◆ Problem statement
Pull every line out of the material below word for word, leaving out the pictures.

Records taken from a collection:
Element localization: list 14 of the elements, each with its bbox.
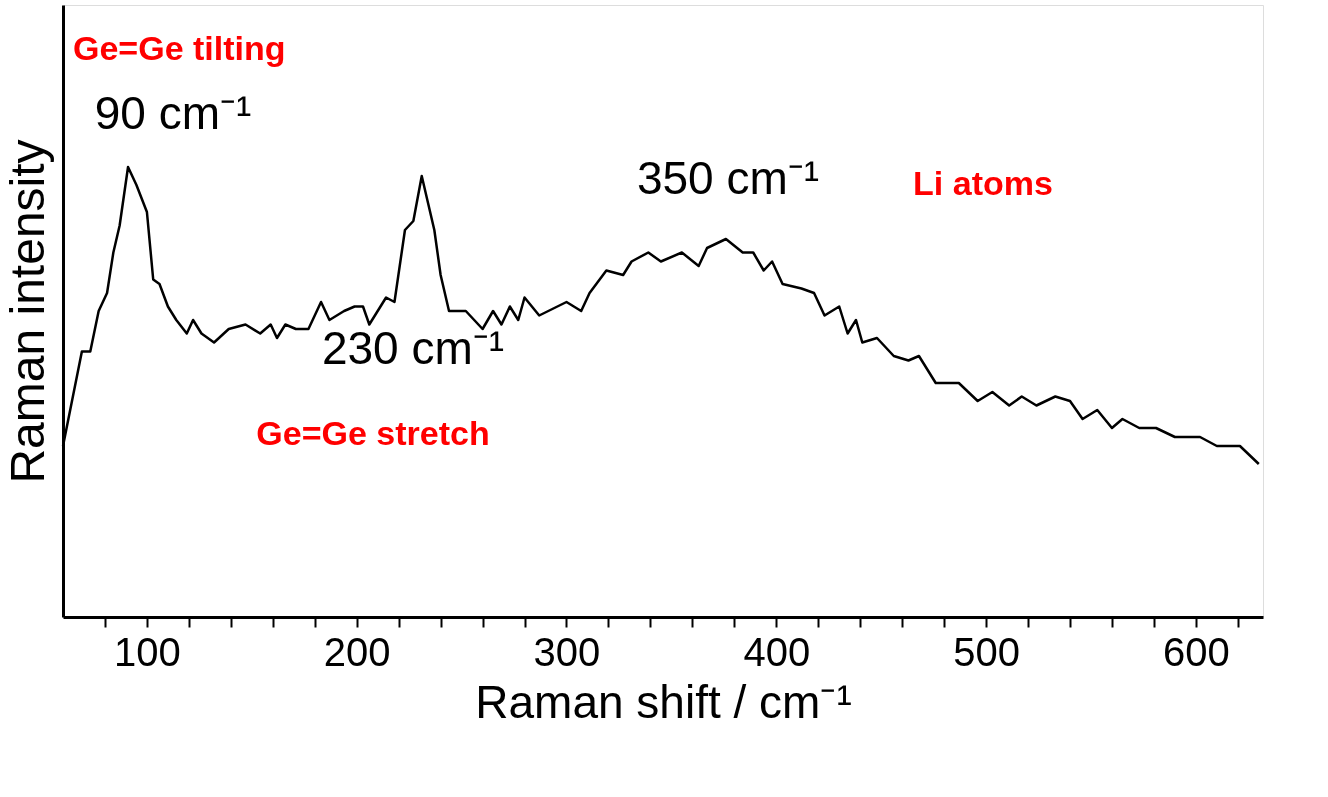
x-tick-label: 500 [953,629,1020,674]
annotation: Ge=Ge stretch [256,414,490,452]
x-axis-title: Raman shift / cm⁻¹ [475,675,852,728]
text: 90 cm⁻¹ [94,87,252,139]
x-tick-label: 600 [1162,629,1230,674]
x-tick-label: 400 [743,629,811,674]
y-axis-title: Raman intensity [0,139,54,484]
annotation: 230 cm⁻¹ [321,322,505,374]
x-tick-label: 200 [323,629,391,674]
x-tick-label: 300 [533,629,601,674]
annotation: Li atoms [913,164,1053,202]
annotation: 350 cm⁻¹ [636,152,820,204]
x-tick-label: 100 [114,629,181,674]
text: Ge=Ge tilting [73,29,286,67]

◆ Correct output
Element localization: list 14 of the elements, each with its bbox.
x-tick-label: 500 [953,629,1020,674]
annotation: Ge=Ge stretch [256,414,490,452]
x-axis-title: Raman shift / cm⁻¹ [475,675,852,728]
text: 90 cm⁻¹ [94,87,252,139]
x-tick-label: 600 [1162,629,1230,674]
x-tick-label: 400 [743,629,811,674]
y-axis-title: Raman intensity [0,139,54,484]
annotation: 230 cm⁻¹ [321,322,505,374]
x-tick-label: 200 [323,629,391,674]
x-tick-label: 300 [533,629,601,674]
annotation: Li atoms [913,164,1053,202]
annotation: 350 cm⁻¹ [636,152,820,204]
x-tick-label: 100 [114,629,181,674]
text: Ge=Ge tilting [73,29,286,67]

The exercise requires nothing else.